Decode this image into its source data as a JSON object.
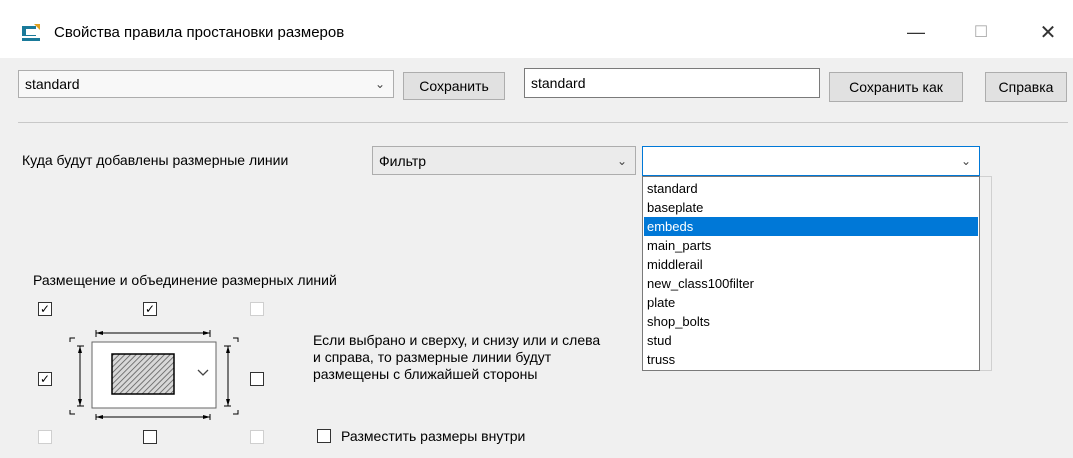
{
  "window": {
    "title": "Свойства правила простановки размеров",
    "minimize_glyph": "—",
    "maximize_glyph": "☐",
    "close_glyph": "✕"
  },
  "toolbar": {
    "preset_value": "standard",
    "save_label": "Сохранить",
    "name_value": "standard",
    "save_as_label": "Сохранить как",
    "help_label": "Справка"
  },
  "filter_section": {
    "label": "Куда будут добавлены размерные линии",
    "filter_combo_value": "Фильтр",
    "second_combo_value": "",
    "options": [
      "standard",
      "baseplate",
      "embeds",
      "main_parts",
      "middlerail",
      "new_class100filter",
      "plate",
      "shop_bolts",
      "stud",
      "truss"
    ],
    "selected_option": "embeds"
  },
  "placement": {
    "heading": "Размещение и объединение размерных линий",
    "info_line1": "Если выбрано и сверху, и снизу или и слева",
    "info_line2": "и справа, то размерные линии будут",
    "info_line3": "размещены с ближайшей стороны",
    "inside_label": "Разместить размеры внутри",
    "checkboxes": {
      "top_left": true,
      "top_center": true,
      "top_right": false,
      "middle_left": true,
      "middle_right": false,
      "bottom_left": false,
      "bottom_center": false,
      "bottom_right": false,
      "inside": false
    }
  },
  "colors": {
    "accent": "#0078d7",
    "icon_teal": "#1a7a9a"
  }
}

---

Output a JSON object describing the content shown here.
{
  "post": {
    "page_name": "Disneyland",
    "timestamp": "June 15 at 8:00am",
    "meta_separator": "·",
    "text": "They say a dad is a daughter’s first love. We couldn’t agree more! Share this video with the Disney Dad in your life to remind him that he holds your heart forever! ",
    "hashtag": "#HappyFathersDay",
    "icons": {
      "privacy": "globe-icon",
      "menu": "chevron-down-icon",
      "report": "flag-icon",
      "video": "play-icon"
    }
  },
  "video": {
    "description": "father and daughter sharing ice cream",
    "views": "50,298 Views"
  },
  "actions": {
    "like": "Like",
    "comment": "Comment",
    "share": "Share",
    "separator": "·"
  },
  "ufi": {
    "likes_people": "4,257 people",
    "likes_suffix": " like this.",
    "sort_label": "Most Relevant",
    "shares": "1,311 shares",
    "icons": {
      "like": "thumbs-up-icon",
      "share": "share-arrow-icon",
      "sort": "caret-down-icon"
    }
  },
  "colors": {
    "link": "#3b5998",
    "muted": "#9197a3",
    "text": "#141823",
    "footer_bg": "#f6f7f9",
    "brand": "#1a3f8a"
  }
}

**What to work on**
Collect the lines of the data that carry the word "Сохранить".

**Exercise response**
    "save_label": "Сохранить",
    "save_as_label": "Сохранить как",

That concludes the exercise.